PROBLEM TO WORK ON:
Recast the items as a JSON list of strings, one string per line with blank lines omitted, beginning at the first line and stopping after the line that contains "nav-home-button[interactable]: Home <box>757".

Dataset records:
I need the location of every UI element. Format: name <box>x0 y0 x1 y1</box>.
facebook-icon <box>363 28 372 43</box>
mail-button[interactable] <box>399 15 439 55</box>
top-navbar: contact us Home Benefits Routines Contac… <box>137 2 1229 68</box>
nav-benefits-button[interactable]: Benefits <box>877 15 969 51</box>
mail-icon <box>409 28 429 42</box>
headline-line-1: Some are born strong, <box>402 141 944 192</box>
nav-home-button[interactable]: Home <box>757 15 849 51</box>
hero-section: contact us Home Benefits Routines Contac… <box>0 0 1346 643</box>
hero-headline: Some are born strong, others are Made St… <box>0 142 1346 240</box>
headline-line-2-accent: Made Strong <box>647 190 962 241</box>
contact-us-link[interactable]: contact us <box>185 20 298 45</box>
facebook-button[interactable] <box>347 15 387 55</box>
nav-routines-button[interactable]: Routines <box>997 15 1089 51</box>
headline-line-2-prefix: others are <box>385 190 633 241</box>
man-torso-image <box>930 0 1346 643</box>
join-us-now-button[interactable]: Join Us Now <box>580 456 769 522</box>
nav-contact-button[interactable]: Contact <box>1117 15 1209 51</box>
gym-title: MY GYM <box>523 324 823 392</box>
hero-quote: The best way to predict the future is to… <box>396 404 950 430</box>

COMPLETE OUTPUT:
[
  "I need the location of every UI element. Format: name <box>x0 y0 x1 y1</box>.",
  "facebook-icon <box>363 28 372 43</box>",
  "mail-button[interactable] <box>399 15 439 55</box>",
  "top-navbar: contact us Home Benefits Routines Contac… <box>137 2 1229 68</box>",
  "nav-benefits-button[interactable]: Benefits <box>877 15 969 51</box>",
  "mail-icon <box>409 28 429 42</box>",
  "headline-line-1: Some are born strong, <box>402 141 944 192</box>",
  "nav-home-button[interactable]: Home <box>757 15 849 51</box>"
]